## Start Material supplied
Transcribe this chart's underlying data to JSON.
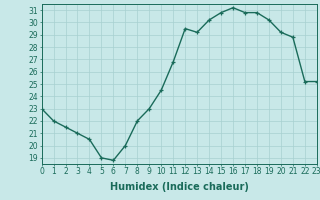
{
  "x": [
    0,
    1,
    2,
    3,
    4,
    5,
    6,
    7,
    8,
    9,
    10,
    11,
    12,
    13,
    14,
    15,
    16,
    17,
    18,
    19,
    20,
    21,
    22,
    23
  ],
  "y": [
    23,
    22,
    21.5,
    21,
    20.5,
    19,
    18.8,
    20,
    22,
    23,
    24.5,
    26.8,
    29.5,
    29.2,
    30.2,
    30.8,
    31.2,
    30.8,
    30.8,
    30.2,
    29.2,
    28.8,
    25.2,
    25.2
  ],
  "xlabel": "Humidex (Indice chaleur)",
  "line_color": "#1a6b5a",
  "marker": "+",
  "bg_color": "#c8e8e8",
  "grid_color": "#a8d0d0",
  "ylim": [
    18.5,
    31.5
  ],
  "xlim": [
    0,
    23
  ],
  "yticks": [
    19,
    20,
    21,
    22,
    23,
    24,
    25,
    26,
    27,
    28,
    29,
    30,
    31
  ],
  "xticks": [
    0,
    1,
    2,
    3,
    4,
    5,
    6,
    7,
    8,
    9,
    10,
    11,
    12,
    13,
    14,
    15,
    16,
    17,
    18,
    19,
    20,
    21,
    22,
    23
  ],
  "tick_label_fontsize": 5.5,
  "xlabel_fontsize": 7,
  "axis_color": "#1a6b5a",
  "linewidth": 1.0,
  "markersize": 3.5
}
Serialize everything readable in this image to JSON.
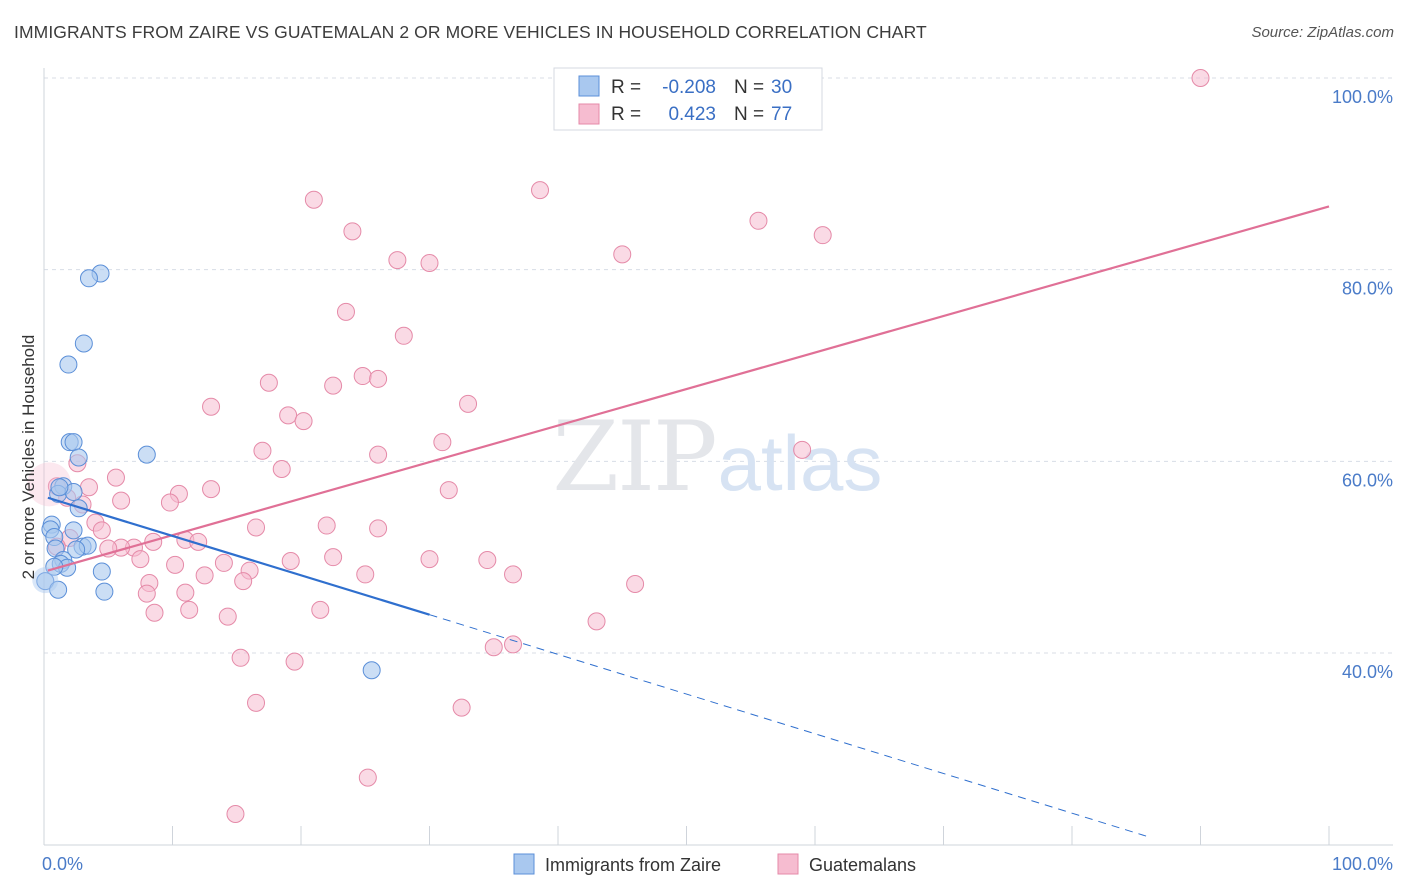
## End Material supplied
Task description:
Quote the preceding listing precisely and completely, omitting its images.

Response:
Transcribe this chart's underlying data to JSON.
{
  "x": [
    0,
    1,
    2,
    3,
    4,
    5,
    6,
    7,
    8,
    9,
    10,
    11,
    12,
    13,
    14,
    15,
    16,
    17,
    18,
    19,
    20,
    21,
    22,
    23
  ],
  "y": [
    23,
    22,
    21.5,
    21,
    20.5,
    19,
    18.8,
    20,
    22,
    23,
    24.5,
    26.8,
    29.5,
    29.2,
    30.2,
    30.8,
    31.2,
    30.8,
    30.8,
    30.2,
    29.2,
    28.8,
    25.2,
    25.2
  ],
  "xlabel": "Humidex (Indice chaleur)",
  "line_color": "#1a6b5a",
  "marker": "+",
  "bg_color": "#c8e8e8",
  "grid_color": "#a8d0d0",
  "ylim": [
    18.5,
    31.5
  ],
  "xlim": [
    0,
    23
  ],
  "yticks": [
    19,
    20,
    21,
    22,
    23,
    24,
    25,
    26,
    27,
    28,
    29,
    30,
    31
  ],
  "xticks": [
    0,
    1,
    2,
    3,
    4,
    5,
    6,
    7,
    8,
    9,
    10,
    11,
    12,
    13,
    14,
    15,
    16,
    17,
    18,
    19,
    20,
    21,
    22,
    23
  ],
  "tick_label_fontsize": 5.5,
  "xlabel_fontsize": 7,
  "axis_color": "#1a6b5a",
  "linewidth": 1.0,
  "markersize": 3.5
}
Serialize everything readable in this image to JSON.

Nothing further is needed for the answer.